▸ Problem to work on
Report the number of lines in the entries below that include the word "предоставить", and nothing else.

▸ Records to process
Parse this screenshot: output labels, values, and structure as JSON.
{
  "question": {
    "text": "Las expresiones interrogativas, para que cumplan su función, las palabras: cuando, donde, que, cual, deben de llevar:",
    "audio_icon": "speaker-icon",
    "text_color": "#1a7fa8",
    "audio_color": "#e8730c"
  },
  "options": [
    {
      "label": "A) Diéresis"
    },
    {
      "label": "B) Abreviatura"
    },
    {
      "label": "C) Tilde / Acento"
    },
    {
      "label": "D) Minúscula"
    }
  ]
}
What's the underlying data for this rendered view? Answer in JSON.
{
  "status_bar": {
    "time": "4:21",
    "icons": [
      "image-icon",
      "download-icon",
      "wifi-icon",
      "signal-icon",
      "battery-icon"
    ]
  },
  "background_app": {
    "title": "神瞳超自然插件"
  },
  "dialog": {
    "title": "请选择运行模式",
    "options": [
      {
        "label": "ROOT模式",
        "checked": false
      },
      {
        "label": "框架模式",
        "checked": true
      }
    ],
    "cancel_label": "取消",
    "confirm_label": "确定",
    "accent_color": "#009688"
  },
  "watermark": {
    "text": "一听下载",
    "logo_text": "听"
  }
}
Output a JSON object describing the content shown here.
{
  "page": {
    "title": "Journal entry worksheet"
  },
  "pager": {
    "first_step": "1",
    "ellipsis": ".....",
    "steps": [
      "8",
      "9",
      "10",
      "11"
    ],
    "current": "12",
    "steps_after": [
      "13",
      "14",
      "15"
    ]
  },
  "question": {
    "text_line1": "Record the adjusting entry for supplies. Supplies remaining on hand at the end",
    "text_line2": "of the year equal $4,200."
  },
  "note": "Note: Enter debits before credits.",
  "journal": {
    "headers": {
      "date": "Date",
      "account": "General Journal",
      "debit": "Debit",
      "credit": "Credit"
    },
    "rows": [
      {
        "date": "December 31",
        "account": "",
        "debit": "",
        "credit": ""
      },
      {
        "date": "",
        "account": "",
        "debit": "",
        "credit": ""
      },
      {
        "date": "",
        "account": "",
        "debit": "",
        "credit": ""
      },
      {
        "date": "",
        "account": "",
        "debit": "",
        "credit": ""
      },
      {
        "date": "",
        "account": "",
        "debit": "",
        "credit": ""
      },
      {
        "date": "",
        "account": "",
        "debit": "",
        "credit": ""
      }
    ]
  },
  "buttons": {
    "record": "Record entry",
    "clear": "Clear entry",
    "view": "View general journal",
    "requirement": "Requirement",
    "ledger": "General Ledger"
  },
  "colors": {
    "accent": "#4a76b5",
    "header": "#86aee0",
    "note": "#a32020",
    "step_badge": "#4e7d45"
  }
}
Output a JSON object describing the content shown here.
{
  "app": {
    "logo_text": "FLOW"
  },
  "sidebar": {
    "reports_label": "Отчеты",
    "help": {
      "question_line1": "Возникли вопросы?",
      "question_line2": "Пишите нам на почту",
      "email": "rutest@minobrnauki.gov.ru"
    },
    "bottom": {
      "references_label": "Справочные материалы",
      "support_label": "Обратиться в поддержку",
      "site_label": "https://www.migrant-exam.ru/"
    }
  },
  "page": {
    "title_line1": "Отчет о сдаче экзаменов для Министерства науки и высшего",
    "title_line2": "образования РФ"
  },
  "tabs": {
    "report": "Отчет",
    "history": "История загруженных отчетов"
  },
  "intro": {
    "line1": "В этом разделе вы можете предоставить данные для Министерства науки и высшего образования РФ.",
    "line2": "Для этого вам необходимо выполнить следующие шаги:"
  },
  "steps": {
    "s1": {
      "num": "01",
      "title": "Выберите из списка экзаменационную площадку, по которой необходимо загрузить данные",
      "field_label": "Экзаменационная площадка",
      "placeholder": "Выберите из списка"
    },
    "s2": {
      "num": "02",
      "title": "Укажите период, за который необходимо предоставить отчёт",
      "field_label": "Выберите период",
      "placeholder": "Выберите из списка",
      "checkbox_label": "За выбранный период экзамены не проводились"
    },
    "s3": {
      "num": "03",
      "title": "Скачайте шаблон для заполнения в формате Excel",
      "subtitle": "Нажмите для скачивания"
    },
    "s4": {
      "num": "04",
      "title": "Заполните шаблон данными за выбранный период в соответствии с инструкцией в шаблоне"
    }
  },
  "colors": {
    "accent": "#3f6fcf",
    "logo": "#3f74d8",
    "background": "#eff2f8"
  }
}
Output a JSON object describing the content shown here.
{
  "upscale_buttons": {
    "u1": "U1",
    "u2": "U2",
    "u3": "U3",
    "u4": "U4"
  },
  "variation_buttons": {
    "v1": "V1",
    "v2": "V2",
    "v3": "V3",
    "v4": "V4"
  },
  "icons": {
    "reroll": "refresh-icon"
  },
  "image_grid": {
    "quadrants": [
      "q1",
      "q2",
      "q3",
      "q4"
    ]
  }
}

▸ Correct result
2